> **PROVIDED INFORMATION**
^^^^

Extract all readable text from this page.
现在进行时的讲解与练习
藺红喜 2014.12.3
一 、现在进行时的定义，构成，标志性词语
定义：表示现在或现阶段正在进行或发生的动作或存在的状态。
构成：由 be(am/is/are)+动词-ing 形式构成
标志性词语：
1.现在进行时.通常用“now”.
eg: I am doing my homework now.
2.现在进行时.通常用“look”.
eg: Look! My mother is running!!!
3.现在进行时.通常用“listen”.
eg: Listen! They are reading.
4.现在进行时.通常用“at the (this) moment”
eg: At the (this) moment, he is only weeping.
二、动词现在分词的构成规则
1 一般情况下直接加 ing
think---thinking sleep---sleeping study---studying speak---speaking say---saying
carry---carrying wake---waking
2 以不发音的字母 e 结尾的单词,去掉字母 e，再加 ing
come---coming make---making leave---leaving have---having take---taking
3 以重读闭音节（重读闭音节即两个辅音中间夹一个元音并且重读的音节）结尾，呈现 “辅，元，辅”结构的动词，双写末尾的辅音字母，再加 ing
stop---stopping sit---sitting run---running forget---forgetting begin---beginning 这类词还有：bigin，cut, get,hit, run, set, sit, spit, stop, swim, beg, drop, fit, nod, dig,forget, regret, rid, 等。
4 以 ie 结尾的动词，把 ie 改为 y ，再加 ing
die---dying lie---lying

^^^^

> **SHORT PROBLEM**
Please output the complete data exactly.

> **EXPECTED OUTPUT**
Extract all readable text from this page.
现在进行时的讲解与练习
藺红喜 2014.12.3
一 、现在进行时的定义，构成，标志性词语
定义：表示现在或现阶段正在进行或发生的动作或存在的状态。
构成：由 be(am/is/are)+动词-ing 形式构成
标志性词语：
1.现在进行时.通常用“now”.
eg: I am doing my homework now.
2.现在进行时.通常用“look”.
eg: Look! My mother is running!!!
3.现在进行时.通常用“listen”.
eg: Listen! They are reading.
4.现在进行时.通常用“at the (this) moment”
eg: At the (this) moment, he is only weeping.
二、动词现在分词的构成规则
1 一般情况下直接加 ing
think---thinking sleep---sleeping study---studying speak---speaking say---saying
carry---carrying wake---waking
2 以不发音的字母 e 结尾的单词,去掉字母 e，再加 ing
come---coming make---making leave---leaving have---having take---taking
3 以重读闭音节（重读闭音节即两个辅音中间夹一个元音并且重读的音节）结尾，呈现 “辅，元，辅”结构的动词，双写末尾的辅音字母，再加 ing
stop---stopping sit---sitting run---running forget---forgetting begin---beginning 这类词还有：bigin，cut, get,hit, run, set, sit, spit, stop, swim, beg, drop, fit, nod, dig,forget, regret, rid, 等。
4 以 ie 结尾的动词，把 ie 改为 y ，再加 ing
die---dying lie---lying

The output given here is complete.